— Page —
## Start
Execution validation reliably catches the codegen bugs that look fine on paper:

- A `select`/conditional-move lowering that picks the wrong operand.
- Critical-edge splitting that drops or duplicates a value.
- A prologue/epilogue that fails to save/restore a callee-saved register (return-address corruption shows up only when something actually calls).
- ABI mistakes: argument in the wrong register, stack misaligned, return value in the wrong place.
- Relocations that resolve to the wrong address.

These are exactly the bugs that turn into silicon respins or weeks of "intermittent" debugging if they escape. A handful of executed tests finds them in seconds.

## Build It Up By Capability

Order tests so each new one depends only on capabilities already validated:

1. Return a constant (codegen + run harness works at all).
2. Arithmetic on arguments (ABI in, result out).
3. Stack frame (alloca, alignment, prologue/epilogue).
4. Calls (the full ABI, callee-saved save/restore, return address).
5. Control flow (branches, loops, phi/select).
6. Spilling (more live values than registers).

When a higher test fails and the lower ones pass, the bug is in the new capability. That ordering is the debugger.
## End
— Material provided —
## Start
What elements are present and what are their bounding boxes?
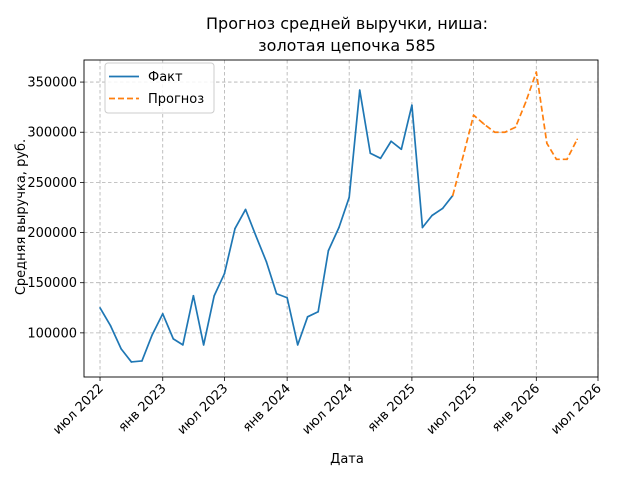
## End
— Required task —
Reproduce the passage of the codegen testing text above from "- Critical-edge splitting" to "works at all).", word for word.

— Solution to this task —
- Critical-edge splitting that drops or duplicates a value.
- A prologue/epilogue that fails to save/restore a callee-saved register (return-address corruption shows up only when something actually calls).
- ABI mistakes: argument in the wrong register, stack misaligned, return value in the wrong place.
- Relocations that resolve to the wrong address.

These are exactly the bugs that turn into silicon respins or weeks of "intermittent" debugging if they escape. A handful of executed tests finds them in seconds.

## Build It Up By Capability

Order tests so each new one depends only on capabilities already validated:

1. Return a constant (codegen + run harness works at all).